**WHAT TO PRODUCE:**
From the listing below, pull each line that includes "content".
-- start of INFORMATION GIVEN --
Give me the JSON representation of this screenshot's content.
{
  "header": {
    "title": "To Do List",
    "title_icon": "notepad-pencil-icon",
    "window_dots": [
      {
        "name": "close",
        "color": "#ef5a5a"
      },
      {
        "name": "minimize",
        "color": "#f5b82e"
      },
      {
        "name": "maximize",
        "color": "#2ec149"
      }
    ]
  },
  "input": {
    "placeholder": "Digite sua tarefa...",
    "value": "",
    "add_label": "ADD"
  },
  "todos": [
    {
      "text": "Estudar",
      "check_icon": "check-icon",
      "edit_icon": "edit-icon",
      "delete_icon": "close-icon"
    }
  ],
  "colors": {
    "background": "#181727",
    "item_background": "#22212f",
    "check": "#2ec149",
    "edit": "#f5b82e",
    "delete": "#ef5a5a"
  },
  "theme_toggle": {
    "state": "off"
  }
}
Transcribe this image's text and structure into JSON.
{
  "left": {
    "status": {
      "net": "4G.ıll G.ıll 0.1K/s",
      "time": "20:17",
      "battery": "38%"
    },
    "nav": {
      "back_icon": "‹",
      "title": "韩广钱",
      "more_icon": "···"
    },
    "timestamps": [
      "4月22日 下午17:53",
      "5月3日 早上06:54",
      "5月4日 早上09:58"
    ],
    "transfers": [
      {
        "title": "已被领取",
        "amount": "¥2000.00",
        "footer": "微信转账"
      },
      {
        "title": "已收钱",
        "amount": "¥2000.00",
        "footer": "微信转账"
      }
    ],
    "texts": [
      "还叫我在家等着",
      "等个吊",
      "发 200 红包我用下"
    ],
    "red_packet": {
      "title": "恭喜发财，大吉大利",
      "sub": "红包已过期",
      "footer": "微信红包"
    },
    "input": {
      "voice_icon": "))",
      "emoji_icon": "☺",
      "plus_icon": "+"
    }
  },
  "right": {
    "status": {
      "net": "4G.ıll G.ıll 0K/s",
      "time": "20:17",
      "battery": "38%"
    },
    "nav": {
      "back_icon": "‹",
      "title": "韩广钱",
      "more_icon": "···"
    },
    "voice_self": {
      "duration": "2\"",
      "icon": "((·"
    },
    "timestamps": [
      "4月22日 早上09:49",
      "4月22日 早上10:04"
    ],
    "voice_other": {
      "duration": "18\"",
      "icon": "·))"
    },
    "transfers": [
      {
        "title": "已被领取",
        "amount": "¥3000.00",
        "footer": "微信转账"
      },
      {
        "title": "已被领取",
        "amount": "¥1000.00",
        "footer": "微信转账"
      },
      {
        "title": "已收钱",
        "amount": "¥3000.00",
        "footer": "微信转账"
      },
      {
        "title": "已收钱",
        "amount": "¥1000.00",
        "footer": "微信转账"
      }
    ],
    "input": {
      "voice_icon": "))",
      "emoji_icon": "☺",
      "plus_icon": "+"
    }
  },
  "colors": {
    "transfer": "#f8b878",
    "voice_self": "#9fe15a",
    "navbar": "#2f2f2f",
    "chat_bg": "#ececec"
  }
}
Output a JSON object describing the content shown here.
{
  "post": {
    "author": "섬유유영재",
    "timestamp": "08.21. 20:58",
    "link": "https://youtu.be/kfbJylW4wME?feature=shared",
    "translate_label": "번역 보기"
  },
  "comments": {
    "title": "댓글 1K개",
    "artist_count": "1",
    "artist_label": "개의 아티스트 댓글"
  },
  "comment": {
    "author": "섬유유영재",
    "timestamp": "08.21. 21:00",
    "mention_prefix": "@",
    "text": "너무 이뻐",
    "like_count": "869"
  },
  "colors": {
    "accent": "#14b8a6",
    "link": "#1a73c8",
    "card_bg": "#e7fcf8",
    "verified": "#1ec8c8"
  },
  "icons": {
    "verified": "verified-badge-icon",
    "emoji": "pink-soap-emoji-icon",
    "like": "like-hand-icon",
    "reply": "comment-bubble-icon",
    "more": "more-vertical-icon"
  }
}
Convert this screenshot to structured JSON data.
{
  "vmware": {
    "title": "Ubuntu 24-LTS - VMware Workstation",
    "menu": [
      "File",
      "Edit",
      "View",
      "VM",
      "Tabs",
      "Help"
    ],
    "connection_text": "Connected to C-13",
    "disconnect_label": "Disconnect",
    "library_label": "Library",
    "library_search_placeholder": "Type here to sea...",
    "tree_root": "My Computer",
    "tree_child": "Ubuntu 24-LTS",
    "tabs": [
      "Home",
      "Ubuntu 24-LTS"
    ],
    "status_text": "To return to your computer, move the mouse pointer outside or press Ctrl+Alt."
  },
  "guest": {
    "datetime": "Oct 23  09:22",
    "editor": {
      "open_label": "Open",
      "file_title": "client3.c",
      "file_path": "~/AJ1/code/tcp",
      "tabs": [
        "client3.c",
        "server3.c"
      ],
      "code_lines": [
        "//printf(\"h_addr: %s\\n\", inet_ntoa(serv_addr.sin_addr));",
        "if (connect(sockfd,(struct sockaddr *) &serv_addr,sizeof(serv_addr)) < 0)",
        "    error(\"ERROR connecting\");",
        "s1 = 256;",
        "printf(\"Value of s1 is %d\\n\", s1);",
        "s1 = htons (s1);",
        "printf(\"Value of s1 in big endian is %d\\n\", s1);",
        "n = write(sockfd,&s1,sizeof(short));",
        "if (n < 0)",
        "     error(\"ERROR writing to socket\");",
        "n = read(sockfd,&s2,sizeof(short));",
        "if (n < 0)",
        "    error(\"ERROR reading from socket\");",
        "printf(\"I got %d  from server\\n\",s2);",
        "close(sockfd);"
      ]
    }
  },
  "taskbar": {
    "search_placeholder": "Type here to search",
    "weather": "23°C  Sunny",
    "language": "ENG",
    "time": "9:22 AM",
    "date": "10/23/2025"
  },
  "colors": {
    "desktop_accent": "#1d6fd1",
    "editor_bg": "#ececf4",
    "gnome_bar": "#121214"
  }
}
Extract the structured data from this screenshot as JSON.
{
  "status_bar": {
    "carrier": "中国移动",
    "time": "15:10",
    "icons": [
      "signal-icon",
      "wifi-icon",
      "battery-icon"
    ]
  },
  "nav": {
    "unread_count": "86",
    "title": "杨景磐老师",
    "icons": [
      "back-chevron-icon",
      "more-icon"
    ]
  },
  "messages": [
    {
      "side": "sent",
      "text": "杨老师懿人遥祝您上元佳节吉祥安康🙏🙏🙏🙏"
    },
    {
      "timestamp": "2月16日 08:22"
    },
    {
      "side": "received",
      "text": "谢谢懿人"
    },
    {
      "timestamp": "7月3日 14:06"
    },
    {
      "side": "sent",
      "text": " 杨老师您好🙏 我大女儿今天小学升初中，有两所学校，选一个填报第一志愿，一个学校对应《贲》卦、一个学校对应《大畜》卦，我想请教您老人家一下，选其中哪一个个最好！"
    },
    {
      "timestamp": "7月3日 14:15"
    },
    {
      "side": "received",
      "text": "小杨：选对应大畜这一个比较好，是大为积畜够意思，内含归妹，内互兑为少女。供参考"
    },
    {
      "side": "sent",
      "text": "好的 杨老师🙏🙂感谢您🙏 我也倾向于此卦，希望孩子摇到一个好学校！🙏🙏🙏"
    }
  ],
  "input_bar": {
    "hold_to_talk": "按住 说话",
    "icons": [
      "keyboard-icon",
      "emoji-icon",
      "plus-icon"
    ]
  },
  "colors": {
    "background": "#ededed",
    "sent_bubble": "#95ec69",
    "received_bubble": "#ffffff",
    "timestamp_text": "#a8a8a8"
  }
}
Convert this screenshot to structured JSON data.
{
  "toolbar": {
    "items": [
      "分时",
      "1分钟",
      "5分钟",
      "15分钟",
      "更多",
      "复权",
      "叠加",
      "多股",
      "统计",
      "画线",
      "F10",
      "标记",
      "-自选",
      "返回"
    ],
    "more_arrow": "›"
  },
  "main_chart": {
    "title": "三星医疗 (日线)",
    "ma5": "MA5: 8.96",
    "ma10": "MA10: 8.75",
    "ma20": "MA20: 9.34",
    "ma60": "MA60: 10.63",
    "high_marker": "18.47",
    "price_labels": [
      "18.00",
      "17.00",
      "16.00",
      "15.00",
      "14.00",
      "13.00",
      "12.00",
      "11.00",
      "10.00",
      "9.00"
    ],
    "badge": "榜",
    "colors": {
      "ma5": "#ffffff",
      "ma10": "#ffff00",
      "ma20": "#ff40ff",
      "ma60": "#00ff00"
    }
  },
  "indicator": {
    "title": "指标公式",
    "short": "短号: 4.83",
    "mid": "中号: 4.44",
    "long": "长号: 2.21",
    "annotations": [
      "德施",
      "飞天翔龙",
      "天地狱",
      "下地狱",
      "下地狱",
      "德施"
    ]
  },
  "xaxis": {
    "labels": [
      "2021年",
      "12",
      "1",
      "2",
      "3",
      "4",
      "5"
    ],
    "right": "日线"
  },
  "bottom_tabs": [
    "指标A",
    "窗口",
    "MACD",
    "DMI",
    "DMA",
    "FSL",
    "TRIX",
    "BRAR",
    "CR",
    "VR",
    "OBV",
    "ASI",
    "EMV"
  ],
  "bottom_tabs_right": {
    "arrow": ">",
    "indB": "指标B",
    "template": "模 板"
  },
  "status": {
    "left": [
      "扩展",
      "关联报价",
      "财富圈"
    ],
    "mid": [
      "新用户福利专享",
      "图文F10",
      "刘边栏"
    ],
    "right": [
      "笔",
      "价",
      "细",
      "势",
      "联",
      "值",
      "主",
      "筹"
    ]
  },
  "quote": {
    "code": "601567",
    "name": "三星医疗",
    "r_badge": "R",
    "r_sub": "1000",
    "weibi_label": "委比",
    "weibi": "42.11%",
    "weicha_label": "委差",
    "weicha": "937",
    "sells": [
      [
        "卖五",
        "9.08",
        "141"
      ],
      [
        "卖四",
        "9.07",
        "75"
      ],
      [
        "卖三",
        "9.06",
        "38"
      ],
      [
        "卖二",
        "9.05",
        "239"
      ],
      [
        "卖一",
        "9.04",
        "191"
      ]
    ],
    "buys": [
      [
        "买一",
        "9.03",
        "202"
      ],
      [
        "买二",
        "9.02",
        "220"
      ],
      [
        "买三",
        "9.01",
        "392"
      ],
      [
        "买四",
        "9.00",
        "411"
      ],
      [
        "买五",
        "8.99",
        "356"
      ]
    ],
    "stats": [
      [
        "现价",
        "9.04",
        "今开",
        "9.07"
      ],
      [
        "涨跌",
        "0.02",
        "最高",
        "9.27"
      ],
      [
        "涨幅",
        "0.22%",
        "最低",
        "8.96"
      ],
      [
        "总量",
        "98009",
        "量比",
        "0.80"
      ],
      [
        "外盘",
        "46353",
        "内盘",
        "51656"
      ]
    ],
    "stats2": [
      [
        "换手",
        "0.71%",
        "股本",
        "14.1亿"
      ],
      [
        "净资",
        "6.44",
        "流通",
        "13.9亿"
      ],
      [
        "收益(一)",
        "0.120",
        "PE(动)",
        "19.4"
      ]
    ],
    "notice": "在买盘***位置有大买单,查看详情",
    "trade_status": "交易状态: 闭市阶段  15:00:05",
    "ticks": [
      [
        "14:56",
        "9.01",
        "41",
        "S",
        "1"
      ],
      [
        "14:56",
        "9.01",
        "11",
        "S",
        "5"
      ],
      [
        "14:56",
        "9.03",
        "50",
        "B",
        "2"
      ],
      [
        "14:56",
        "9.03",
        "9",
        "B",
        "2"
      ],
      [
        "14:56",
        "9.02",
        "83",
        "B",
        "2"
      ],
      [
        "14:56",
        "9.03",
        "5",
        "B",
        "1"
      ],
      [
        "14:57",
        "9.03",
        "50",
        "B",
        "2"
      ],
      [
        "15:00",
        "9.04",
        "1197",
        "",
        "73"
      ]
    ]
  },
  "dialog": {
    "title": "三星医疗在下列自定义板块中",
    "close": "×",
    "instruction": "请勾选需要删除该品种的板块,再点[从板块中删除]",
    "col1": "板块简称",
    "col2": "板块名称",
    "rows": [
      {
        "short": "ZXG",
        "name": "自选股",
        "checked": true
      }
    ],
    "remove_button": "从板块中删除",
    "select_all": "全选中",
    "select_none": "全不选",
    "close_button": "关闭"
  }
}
-- end of INFORMATION GIVEN --
**CORRECT RESULT:**
Give me the JSON representation of this screenshot's content.
Output a JSON object describing the content shown here.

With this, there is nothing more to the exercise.